[Data items]
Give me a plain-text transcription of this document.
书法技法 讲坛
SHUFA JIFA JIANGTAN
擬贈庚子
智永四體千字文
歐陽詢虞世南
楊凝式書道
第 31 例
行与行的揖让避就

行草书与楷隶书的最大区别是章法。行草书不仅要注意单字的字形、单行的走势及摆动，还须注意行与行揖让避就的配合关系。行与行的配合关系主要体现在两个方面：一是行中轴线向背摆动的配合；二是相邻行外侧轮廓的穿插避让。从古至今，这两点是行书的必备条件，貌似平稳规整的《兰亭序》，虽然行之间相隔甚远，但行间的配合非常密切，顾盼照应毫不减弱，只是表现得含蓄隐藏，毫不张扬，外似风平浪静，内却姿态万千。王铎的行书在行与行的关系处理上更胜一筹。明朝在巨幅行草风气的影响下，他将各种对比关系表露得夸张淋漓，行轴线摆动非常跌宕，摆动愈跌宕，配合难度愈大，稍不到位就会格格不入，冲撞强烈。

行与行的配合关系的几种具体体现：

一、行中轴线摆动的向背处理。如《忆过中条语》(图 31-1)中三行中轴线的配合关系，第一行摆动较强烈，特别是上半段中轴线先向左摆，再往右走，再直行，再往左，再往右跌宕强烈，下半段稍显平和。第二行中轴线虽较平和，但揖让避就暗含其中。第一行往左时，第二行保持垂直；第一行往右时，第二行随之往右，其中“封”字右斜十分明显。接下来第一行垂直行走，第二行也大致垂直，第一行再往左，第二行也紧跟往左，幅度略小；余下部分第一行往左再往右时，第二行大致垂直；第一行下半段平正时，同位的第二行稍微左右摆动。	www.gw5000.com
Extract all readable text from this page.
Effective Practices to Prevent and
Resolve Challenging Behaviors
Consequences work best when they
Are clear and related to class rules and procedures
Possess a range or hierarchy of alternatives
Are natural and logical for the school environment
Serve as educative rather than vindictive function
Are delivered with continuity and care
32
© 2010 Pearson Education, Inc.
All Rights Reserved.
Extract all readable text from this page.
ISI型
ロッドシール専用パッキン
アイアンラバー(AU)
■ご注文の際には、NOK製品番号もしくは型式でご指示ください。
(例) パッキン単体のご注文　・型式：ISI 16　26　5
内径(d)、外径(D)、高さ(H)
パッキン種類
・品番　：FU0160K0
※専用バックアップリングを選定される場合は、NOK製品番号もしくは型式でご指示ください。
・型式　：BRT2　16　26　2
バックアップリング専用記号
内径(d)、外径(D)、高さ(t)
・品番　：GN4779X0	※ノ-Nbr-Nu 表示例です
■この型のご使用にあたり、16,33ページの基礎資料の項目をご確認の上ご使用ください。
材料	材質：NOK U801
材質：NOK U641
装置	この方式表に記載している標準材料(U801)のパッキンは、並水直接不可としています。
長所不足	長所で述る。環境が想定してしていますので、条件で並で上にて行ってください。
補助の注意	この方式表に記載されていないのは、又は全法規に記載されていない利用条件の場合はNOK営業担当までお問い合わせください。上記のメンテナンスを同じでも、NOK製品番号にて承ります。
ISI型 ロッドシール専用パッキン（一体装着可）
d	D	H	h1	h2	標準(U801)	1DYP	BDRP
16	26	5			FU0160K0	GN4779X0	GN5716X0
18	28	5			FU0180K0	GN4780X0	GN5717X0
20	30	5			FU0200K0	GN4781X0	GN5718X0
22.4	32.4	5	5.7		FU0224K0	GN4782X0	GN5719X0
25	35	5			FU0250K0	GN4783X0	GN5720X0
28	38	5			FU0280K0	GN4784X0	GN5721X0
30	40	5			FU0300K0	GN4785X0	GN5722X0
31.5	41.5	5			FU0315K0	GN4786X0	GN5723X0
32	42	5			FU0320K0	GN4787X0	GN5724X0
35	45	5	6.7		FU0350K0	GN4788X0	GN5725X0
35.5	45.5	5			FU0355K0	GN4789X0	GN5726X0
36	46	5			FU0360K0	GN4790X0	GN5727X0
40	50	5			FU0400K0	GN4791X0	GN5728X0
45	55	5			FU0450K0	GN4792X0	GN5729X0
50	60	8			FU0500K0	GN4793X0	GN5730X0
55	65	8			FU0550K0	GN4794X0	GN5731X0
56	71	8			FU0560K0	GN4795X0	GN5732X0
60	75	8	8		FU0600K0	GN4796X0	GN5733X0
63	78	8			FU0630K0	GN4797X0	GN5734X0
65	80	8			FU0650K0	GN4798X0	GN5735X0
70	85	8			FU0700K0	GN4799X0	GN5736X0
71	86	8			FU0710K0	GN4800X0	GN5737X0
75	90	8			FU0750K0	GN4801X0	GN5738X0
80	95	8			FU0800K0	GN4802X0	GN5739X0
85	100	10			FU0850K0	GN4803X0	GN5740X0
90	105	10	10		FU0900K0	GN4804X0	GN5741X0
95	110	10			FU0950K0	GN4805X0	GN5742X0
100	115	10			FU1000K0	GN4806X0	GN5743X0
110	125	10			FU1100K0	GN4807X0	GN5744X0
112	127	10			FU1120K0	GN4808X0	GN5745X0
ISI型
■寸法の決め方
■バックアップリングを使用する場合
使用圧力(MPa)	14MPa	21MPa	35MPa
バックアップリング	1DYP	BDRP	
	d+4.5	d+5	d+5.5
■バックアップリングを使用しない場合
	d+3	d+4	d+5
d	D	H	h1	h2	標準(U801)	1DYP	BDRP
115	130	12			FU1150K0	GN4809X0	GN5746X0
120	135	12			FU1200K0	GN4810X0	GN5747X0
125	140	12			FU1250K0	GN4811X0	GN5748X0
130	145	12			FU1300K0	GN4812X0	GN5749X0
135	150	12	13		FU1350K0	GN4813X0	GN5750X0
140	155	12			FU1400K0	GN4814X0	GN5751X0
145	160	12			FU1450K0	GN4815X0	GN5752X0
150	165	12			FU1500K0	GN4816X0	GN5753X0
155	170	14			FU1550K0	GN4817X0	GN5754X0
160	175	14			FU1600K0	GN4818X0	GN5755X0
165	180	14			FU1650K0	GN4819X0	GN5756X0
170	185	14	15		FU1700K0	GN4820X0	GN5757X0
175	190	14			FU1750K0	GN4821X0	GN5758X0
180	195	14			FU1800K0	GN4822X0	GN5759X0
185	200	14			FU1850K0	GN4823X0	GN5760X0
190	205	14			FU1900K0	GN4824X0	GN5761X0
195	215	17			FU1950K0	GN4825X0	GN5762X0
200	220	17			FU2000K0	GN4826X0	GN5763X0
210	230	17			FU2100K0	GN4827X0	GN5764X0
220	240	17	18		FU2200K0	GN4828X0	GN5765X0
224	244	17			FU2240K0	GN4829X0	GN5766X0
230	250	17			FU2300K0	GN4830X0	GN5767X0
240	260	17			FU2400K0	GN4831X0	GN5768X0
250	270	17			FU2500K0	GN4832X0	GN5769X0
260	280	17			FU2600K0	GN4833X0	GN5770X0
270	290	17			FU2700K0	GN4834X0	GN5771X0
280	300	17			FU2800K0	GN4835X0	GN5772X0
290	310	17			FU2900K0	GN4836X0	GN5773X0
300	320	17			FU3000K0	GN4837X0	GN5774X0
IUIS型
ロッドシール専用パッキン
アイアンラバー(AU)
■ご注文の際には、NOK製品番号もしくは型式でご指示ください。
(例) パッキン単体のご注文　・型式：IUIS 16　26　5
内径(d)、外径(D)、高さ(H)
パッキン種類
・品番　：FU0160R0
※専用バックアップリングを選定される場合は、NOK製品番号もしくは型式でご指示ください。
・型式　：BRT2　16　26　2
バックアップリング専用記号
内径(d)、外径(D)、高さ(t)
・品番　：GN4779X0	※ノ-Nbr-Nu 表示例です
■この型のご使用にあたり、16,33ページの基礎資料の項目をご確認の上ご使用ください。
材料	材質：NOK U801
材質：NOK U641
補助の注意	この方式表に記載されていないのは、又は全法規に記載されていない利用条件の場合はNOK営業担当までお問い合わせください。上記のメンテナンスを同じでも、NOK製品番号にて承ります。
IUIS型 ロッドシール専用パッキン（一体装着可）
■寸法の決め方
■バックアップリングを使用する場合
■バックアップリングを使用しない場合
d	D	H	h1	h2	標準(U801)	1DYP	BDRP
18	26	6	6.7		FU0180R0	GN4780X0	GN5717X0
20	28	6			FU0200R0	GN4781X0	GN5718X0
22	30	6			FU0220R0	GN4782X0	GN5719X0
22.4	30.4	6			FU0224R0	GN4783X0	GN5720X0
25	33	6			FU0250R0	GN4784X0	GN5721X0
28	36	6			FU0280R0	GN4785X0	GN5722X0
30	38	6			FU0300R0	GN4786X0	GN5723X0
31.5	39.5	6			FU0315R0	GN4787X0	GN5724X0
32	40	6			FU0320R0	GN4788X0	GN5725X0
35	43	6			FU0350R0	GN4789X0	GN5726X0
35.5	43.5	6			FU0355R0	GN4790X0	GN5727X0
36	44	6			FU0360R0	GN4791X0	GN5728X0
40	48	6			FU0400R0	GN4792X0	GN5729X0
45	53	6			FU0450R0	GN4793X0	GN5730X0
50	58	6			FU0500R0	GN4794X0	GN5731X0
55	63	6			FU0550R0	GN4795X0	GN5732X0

THE REQUEST
Return each line in the records that holds the string "ロッドシール専用パッキン".

EXPECTED ANSWER
ロッドシール専用パッキン
ISI型 ロッドシール専用パッキン（一体装着可）
ロッドシール専用パッキン
IUIS型 ロッドシール専用パッキン（一体装着可）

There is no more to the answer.